WHAT YOU NEED TO DO:
Track down the lines that contain "this" and copy them.

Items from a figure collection
━━━━━━━━
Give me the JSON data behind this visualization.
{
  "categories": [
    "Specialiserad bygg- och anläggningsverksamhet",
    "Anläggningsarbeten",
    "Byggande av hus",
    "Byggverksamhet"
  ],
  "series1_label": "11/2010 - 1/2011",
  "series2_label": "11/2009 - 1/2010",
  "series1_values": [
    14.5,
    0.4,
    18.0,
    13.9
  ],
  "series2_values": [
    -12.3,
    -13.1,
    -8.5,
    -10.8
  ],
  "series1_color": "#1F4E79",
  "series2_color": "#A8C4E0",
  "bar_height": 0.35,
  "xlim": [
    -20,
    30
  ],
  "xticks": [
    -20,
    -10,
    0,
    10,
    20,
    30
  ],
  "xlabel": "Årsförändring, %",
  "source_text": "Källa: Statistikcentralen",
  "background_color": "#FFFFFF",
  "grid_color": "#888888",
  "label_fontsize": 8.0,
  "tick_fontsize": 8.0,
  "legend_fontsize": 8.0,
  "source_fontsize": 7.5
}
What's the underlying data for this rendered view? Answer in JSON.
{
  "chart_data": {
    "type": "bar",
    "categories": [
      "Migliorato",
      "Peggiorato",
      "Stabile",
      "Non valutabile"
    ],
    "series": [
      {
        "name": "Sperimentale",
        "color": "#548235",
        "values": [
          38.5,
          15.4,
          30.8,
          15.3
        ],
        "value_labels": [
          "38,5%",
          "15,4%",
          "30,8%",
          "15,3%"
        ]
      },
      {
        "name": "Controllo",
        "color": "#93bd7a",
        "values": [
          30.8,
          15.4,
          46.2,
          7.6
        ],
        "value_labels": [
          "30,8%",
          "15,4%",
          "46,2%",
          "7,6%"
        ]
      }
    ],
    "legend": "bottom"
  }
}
━━━━━━━━
OUTPUT BELOW:
Give me the JSON data behind this visualization.
What's the underlying data for this rendered view? Answer in JSON.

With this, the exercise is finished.